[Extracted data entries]
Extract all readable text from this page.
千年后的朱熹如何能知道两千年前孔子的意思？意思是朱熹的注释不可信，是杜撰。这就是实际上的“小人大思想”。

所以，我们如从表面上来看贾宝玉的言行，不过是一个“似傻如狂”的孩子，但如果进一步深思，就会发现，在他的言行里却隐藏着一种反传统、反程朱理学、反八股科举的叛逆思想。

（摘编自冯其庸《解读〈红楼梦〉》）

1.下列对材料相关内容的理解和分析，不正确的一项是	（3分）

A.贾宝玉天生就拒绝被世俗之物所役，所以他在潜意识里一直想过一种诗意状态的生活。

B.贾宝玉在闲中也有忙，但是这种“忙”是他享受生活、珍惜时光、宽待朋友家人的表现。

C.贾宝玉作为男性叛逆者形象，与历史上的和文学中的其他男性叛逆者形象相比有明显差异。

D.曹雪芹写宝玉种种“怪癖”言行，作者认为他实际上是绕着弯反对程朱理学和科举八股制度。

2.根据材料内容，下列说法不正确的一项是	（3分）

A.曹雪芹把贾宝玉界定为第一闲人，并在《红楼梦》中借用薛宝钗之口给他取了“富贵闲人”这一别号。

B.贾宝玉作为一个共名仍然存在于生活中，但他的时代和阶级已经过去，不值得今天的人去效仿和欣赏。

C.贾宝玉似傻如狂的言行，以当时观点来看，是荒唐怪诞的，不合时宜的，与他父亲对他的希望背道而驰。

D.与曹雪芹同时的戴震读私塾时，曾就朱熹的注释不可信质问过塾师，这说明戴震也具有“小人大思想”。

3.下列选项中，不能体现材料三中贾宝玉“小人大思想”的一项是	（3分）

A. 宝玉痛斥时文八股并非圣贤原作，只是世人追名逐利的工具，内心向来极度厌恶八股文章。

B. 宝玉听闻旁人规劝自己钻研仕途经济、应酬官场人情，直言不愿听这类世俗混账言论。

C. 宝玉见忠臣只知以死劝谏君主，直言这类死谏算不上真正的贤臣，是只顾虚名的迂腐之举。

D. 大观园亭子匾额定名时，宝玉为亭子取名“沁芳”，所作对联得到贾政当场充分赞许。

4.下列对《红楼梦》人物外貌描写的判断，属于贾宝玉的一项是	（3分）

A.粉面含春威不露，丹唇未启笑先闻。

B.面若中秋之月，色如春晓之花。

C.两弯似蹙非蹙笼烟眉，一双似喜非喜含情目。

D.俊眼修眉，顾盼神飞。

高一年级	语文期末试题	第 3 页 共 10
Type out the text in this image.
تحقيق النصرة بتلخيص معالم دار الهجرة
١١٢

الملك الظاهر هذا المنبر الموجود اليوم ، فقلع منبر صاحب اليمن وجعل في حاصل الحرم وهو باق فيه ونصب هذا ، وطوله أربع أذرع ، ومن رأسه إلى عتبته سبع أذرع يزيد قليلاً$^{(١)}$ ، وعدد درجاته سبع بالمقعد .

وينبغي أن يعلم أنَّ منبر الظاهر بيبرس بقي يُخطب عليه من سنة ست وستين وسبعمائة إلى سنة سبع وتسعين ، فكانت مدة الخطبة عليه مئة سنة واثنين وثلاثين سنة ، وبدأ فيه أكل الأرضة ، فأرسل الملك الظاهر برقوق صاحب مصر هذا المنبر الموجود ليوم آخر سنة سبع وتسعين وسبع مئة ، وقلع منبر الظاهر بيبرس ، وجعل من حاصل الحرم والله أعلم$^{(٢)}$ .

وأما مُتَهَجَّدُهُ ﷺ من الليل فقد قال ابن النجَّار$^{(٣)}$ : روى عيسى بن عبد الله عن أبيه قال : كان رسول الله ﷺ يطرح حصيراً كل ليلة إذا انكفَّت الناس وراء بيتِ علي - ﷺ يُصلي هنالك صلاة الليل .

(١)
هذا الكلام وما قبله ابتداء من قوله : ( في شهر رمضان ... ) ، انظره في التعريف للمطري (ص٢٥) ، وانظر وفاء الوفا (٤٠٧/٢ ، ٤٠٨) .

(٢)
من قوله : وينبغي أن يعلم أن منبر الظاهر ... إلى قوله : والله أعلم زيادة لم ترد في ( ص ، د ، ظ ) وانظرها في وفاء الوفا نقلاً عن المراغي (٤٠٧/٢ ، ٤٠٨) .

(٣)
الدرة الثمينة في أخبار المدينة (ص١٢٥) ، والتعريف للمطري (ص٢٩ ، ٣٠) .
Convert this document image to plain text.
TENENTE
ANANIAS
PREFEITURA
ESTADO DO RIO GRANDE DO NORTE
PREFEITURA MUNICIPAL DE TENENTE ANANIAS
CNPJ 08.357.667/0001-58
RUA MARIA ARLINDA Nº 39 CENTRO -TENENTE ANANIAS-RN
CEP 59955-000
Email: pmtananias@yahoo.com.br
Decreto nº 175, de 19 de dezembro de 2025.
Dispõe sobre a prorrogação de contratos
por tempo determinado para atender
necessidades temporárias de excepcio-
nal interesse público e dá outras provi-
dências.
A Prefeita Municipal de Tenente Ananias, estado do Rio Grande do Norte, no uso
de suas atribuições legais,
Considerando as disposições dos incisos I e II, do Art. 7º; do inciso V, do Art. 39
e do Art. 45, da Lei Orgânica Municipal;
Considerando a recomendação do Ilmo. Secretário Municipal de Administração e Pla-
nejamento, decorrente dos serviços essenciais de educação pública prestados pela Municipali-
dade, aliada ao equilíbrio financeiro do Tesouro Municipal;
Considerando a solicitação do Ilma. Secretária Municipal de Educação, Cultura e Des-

■ Aim
Read through the lines above and collect those that contain the string "الوفا".

■ Result
هذا الكلام وما قبله ابتداء من قوله : ( في شهر رمضان ... ) ، انظره في التعريف للمطري (ص٢٥) ، وانظر وفاء الوفا (٤٠٧/٢ ، ٤٠٨) .
من قوله : وينبغي أن يعلم أن منبر الظاهر ... إلى قوله : والله أعلم زيادة لم ترد في ( ص ، د ، ظ ) وانظرها في وفاء الوفا نقلاً عن المراغي (٤٠٧/٢ ، ٤٠٨) .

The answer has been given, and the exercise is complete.